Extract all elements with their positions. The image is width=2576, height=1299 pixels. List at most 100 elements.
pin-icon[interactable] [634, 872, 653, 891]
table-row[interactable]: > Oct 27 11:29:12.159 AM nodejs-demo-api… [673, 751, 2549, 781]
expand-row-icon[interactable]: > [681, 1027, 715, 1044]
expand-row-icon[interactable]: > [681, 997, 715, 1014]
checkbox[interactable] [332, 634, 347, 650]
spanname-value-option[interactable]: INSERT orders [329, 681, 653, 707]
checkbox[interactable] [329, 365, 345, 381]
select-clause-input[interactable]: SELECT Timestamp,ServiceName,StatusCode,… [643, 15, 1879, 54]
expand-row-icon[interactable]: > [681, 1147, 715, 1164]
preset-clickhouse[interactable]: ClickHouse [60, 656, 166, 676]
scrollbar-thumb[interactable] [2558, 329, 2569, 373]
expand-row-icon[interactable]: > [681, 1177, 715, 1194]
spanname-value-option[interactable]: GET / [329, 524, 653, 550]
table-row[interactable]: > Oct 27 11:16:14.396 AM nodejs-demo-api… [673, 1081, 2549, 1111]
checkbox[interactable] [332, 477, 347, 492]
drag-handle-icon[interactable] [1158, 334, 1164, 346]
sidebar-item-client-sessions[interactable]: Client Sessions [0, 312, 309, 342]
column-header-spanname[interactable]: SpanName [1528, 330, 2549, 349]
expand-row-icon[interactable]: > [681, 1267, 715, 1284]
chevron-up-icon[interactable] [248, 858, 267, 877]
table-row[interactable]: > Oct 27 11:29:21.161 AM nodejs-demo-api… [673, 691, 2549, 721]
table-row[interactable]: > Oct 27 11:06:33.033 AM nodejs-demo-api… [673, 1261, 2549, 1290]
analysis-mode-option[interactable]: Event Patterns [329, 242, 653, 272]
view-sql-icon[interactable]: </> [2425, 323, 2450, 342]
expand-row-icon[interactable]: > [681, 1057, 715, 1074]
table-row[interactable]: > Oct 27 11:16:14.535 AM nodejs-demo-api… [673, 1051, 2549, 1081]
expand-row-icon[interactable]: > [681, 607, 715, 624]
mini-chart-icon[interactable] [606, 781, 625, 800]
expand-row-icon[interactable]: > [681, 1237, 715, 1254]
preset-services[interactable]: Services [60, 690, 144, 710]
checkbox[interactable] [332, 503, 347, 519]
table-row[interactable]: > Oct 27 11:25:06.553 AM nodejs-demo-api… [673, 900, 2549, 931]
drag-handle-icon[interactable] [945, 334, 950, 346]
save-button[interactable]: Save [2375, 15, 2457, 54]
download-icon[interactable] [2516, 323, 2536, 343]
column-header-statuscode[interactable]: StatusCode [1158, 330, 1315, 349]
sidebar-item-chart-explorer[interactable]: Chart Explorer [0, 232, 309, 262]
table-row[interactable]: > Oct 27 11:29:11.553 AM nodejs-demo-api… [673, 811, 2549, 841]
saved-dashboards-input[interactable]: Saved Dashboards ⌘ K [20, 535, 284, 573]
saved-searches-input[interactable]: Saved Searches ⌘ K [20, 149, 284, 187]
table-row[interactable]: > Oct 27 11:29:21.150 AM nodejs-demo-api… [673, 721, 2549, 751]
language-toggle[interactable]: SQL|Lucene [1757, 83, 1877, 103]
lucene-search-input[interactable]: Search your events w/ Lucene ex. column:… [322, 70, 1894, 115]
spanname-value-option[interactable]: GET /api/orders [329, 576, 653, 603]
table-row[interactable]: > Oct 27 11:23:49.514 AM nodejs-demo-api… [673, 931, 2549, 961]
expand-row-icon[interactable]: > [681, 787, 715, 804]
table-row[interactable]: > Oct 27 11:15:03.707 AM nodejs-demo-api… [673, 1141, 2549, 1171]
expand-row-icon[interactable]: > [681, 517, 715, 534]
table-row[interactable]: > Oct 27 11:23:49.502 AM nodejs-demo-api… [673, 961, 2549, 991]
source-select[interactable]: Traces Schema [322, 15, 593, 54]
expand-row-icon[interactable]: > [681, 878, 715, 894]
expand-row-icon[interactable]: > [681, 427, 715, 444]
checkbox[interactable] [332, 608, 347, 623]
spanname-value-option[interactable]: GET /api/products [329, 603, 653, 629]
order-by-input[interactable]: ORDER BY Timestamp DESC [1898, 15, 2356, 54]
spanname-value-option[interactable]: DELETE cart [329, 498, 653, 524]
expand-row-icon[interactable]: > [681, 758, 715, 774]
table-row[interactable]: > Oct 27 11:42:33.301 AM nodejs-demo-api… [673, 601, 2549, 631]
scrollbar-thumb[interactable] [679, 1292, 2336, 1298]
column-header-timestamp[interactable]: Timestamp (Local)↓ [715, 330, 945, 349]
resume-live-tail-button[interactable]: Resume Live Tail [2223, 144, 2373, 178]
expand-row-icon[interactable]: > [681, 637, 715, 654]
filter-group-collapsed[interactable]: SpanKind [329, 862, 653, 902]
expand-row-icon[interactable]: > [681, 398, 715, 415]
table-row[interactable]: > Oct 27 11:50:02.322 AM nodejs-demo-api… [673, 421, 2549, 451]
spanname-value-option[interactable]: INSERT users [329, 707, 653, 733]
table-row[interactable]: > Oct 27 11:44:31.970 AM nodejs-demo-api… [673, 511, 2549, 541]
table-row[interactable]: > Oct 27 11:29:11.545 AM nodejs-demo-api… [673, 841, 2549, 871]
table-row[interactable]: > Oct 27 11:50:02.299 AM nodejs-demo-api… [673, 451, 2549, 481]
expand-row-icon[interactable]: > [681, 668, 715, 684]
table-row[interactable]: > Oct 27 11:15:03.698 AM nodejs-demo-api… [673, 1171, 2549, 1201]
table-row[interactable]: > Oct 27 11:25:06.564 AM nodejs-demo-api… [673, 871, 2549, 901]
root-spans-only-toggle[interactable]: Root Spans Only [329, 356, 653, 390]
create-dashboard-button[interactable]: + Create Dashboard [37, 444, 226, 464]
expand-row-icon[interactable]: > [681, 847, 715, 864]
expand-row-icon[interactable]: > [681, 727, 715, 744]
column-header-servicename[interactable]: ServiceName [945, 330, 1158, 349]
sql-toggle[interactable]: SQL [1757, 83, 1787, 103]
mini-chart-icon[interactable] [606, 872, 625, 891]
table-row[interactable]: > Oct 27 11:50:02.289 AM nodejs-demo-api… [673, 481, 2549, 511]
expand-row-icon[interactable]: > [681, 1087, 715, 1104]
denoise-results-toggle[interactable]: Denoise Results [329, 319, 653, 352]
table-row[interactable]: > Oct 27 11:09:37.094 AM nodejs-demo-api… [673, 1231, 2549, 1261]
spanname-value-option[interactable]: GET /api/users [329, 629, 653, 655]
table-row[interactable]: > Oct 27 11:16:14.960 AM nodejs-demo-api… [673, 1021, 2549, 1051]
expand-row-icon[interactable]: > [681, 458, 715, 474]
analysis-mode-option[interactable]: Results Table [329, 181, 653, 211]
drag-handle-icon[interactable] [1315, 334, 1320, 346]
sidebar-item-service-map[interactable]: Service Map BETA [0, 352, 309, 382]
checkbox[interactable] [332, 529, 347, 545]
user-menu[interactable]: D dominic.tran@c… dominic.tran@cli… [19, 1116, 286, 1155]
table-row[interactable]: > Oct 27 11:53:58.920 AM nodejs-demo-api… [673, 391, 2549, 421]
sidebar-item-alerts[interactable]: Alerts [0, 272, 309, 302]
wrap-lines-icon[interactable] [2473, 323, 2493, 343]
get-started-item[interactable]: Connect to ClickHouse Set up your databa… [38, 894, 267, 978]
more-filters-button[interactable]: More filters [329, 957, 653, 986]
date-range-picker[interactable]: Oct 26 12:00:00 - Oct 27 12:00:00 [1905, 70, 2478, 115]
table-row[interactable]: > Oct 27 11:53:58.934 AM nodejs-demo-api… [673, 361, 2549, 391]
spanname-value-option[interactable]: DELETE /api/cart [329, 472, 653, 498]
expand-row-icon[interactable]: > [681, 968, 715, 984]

*****

Sfida
Ricopia, per favore, le righe dell'elenco qui sopra dall'inizio fino alla riga con "checkbox[interactable] [329, 365, 345, 381]", compresa quest'ultima.

Risposta scritta
Extract all elements with their positions. The image is width=2576, height=1299 pixels. List at most 100 elements.
pin-icon[interactable] [634, 872, 653, 891]
table-row[interactable]: > Oct 27 11:29:12.159 AM nodejs-demo-api… [673, 751, 2549, 781]
expand-row-icon[interactable]: > [681, 1027, 715, 1044]
expand-row-icon[interactable]: > [681, 997, 715, 1014]
checkbox[interactable] [332, 634, 347, 650]
spanname-value-option[interactable]: INSERT orders [329, 681, 653, 707]
checkbox[interactable] [329, 365, 345, 381]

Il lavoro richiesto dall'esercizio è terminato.